_TASK PROMPT_
Find every line below that contains the word "TradingView" and copy it out.

_Extracts from a graphics dataset_
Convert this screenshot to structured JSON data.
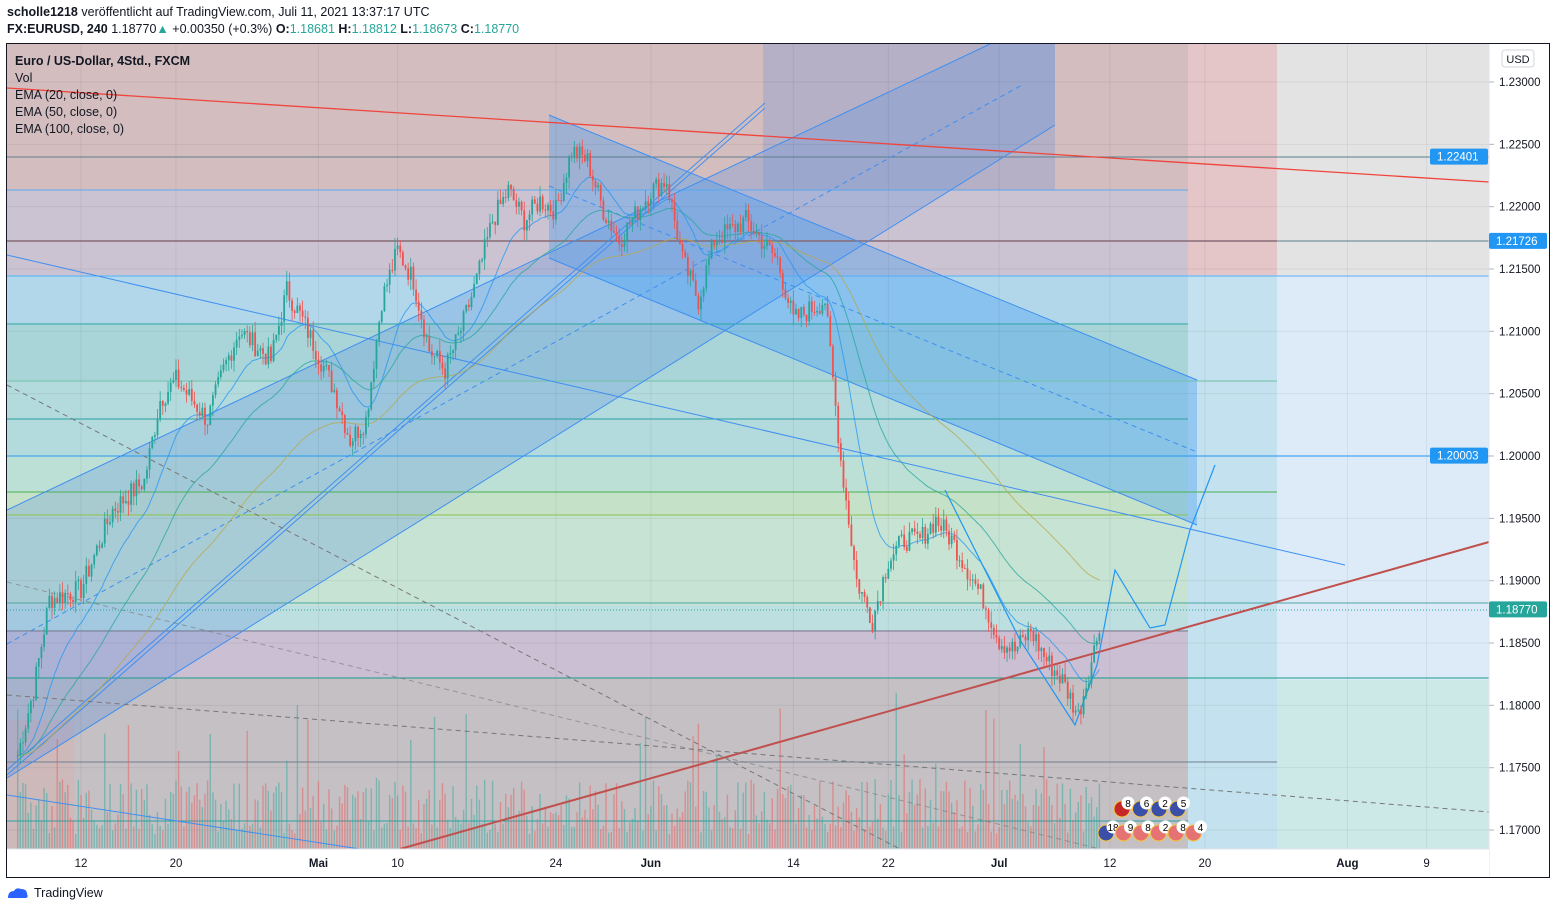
{
  "header": {
    "author": "scholle1218",
    "published": "veröffentlicht auf TradingView.com, Juli 11, 2021 13:37:17 UTC",
    "symbol": "FX:EURUSD, 240",
    "last": "1.18770",
    "change": "+0.00350 (+0.3%)",
    "o_label": "O:",
    "o": "1.18681",
    "h_label": "H:",
    "h": "1.18812",
    "l_label": "L:",
    "l": "1.18673",
    "c_label": "C:",
    "c": "1.18770",
    "up_icon": "triangle-up"
  },
  "legend": {
    "title": "Euro / US-Dollar, 4Std., FXCM",
    "items": [
      "Vol",
      "EMA (20, close, 0)",
      "EMA (50, close, 0)",
      "EMA (100, close, 0)"
    ]
  },
  "footer": {
    "brand": "TradingView"
  },
  "colors": {
    "up": "#26a69a",
    "down": "#ef5350",
    "accent": "#2196f3",
    "last_price": "#26a69a"
  },
  "chart_data": {
    "type": "candlestick",
    "currency": "USD",
    "ylim": [
      1.1685,
      1.2325
    ],
    "y_ticks": [
      "1.23000",
      "1.22500",
      "1.22000",
      "1.21500",
      "1.21000",
      "1.20500",
      "1.20000",
      "1.19500",
      "1.19000",
      "1.18500",
      "1.18000",
      "1.17500",
      "1.17000"
    ],
    "price_labels": [
      {
        "value": "1.22401",
        "color": "#2196f3"
      },
      {
        "value": "1.21726",
        "color": "#2196f3"
      },
      {
        "value": "1.20003",
        "color": "#2196f3"
      },
      {
        "value": "1.18770",
        "color": "#26a69a"
      }
    ],
    "x_ticks": [
      {
        "label": "12",
        "date": "2021-04-12"
      },
      {
        "label": "20",
        "date": "2021-04-20"
      },
      {
        "label": "Mai",
        "date": "2021-05-03"
      },
      {
        "label": "10",
        "date": "2021-05-10"
      },
      {
        "label": "24",
        "date": "2021-05-24"
      },
      {
        "label": "Jun",
        "date": "2021-06-01"
      },
      {
        "label": "14",
        "date": "2021-06-14"
      },
      {
        "label": "22",
        "date": "2021-06-22"
      },
      {
        "label": "Jul",
        "date": "2021-07-01"
      },
      {
        "label": "12",
        "date": "2021-07-12"
      },
      {
        "label": "20",
        "date": "2021-07-20"
      },
      {
        "label": "Aug",
        "date": "2021-08-02"
      },
      {
        "label": "9",
        "date": "2021-08-09"
      }
    ],
    "close_path": [
      [
        "2021-04-06",
        1.176
      ],
      [
        "2021-04-07",
        1.1812
      ],
      [
        "2021-04-08",
        1.1885
      ],
      [
        "2021-04-12",
        1.1893
      ],
      [
        "2021-04-14",
        1.1957
      ],
      [
        "2021-04-16",
        1.198
      ],
      [
        "2021-04-19",
        1.2045
      ],
      [
        "2021-04-20",
        1.2061
      ],
      [
        "2021-04-22",
        1.2029
      ],
      [
        "2021-04-23",
        1.2069
      ],
      [
        "2021-04-26",
        1.2101
      ],
      [
        "2021-04-28",
        1.2077
      ],
      [
        "2021-04-29",
        1.2133
      ],
      [
        "2021-04-30",
        1.2109
      ],
      [
        "2021-05-04",
        1.2053
      ],
      [
        "2021-05-05",
        1.2013
      ],
      [
        "2021-05-06",
        1.2029
      ],
      [
        "2021-05-07",
        1.2125
      ],
      [
        "2021-05-10",
        1.2165
      ],
      [
        "2021-05-11",
        1.2141
      ],
      [
        "2021-05-12",
        1.2085
      ],
      [
        "2021-05-13",
        1.2069
      ],
      [
        "2021-05-14",
        1.2101
      ],
      [
        "2021-05-17",
        1.2141
      ],
      [
        "2021-05-18",
        1.2189
      ],
      [
        "2021-05-19",
        1.2213
      ],
      [
        "2021-05-20",
        1.2189
      ],
      [
        "2021-05-21",
        1.2205
      ],
      [
        "2021-05-24",
        1.2197
      ],
      [
        "2021-05-25",
        1.2245
      ],
      [
        "2021-05-26",
        1.2237
      ],
      [
        "2021-05-27",
        1.2197
      ],
      [
        "2021-05-28",
        1.2173
      ],
      [
        "2021-06-01",
        1.2213
      ],
      [
        "2021-06-02",
        1.2221
      ],
      [
        "2021-06-03",
        1.2157
      ],
      [
        "2021-06-04",
        1.2125
      ],
      [
        "2021-06-07",
        1.2173
      ],
      [
        "2021-06-08",
        1.2181
      ],
      [
        "2021-06-09",
        1.2189
      ],
      [
        "2021-06-10",
        1.2173
      ],
      [
        "2021-06-11",
        1.2157
      ],
      [
        "2021-06-14",
        1.2109
      ],
      [
        "2021-06-15",
        1.2117
      ],
      [
        "2021-06-16",
        1.2125
      ],
      [
        "2021-06-17",
        1.1997
      ],
      [
        "2021-06-18",
        1.19
      ],
      [
        "2021-06-21",
        1.1868
      ],
      [
        "2021-06-22",
        1.1917
      ],
      [
        "2021-06-23",
        1.1933
      ],
      [
        "2021-06-24",
        1.1933
      ],
      [
        "2021-06-25",
        1.1949
      ],
      [
        "2021-06-28",
        1.1933
      ],
      [
        "2021-06-29",
        1.1909
      ],
      [
        "2021-06-30",
        1.1885
      ],
      [
        "2021-07-01",
        1.1852
      ],
      [
        "2021-07-02",
        1.1844
      ],
      [
        "2021-07-05",
        1.186
      ],
      [
        "2021-07-06",
        1.1836
      ],
      [
        "2021-07-07",
        1.182
      ],
      [
        "2021-07-08",
        1.1792
      ],
      [
        "2021-07-09",
        1.1844
      ],
      [
        "2021-07-10",
        1.1877
      ]
    ],
    "indicators": [
      "Vol",
      "EMA 20",
      "EMA 50",
      "EMA 100"
    ],
    "events_row1": [
      "8",
      "6",
      "2",
      "5"
    ],
    "events_row2": [
      "18",
      "9",
      "8",
      "2",
      "8",
      "4"
    ]
  }
}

_RESPONSE FOR THIS EXERCISE_
    "published": "veröffentlicht auf TradingView.com, Juli 11, 2021 13:37:17 UTC",
    "brand": "TradingView"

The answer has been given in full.